Extracted records:
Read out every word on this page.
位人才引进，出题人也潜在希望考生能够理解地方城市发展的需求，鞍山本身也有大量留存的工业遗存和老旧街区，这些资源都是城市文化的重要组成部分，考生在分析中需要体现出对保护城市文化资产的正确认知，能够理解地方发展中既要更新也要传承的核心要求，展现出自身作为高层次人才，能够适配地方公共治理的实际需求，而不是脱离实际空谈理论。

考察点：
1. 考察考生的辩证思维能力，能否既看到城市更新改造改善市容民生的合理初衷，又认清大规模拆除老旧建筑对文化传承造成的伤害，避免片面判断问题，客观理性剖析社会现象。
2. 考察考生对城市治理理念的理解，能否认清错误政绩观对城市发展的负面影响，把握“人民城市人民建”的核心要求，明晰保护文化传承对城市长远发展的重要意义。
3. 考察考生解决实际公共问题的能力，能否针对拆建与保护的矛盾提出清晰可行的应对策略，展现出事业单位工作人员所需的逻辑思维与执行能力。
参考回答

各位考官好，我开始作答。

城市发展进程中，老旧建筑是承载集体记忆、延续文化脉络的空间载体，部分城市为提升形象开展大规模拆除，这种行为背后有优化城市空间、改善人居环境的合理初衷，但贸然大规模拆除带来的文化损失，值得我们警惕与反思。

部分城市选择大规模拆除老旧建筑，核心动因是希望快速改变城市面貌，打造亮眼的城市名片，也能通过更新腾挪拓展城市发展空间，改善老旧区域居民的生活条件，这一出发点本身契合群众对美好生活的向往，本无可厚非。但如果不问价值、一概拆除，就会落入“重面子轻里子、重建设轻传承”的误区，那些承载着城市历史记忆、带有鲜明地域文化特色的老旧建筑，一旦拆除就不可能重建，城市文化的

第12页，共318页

■ **YOUR GOAL**:
Copy each line of the data above without altering a single character.

■ **THE ANSWER**:
Read out every word on this page.
位人才引进，出题人也潜在希望考生能够理解地方城市发展的需求，鞍山本身也有大量留存的工业遗存和老旧街区，这些资源都是城市文化的重要组成部分，考生在分析中需要体现出对保护城市文化资产的正确认知，能够理解地方发展中既要更新也要传承的核心要求，展现出自身作为高层次人才，能够适配地方公共治理的实际需求，而不是脱离实际空谈理论。

考察点：
1. 考察考生的辩证思维能力，能否既看到城市更新改造改善市容民生的合理初衷，又认清大规模拆除老旧建筑对文化传承造成的伤害，避免片面判断问题，客观理性剖析社会现象。
2. 考察考生对城市治理理念的理解，能否认清错误政绩观对城市发展的负面影响，把握“人民城市人民建”的核心要求，明晰保护文化传承对城市长远发展的重要意义。
3. 考察考生解决实际公共问题的能力，能否针对拆建与保护的矛盾提出清晰可行的应对策略，展现出事业单位工作人员所需的逻辑思维与执行能力。
参考回答

各位考官好，我开始作答。

城市发展进程中，老旧建筑是承载集体记忆、延续文化脉络的空间载体，部分城市为提升形象开展大规模拆除，这种行为背后有优化城市空间、改善人居环境的合理初衷，但贸然大规模拆除带来的文化损失，值得我们警惕与反思。

部分城市选择大规模拆除老旧建筑，核心动因是希望快速改变城市面貌，打造亮眼的城市名片，也能通过更新腾挪拓展城市发展空间，改善老旧区域居民的生活条件，这一出发点本身契合群众对美好生活的向往，本无可厚非。但如果不问价值、一概拆除，就会落入“重面子轻里子、重建设轻传承”的误区，那些承载着城市历史记忆、带有鲜明地域文化特色的老旧建筑，一旦拆除就不可能重建，城市文化的

第12页，共318页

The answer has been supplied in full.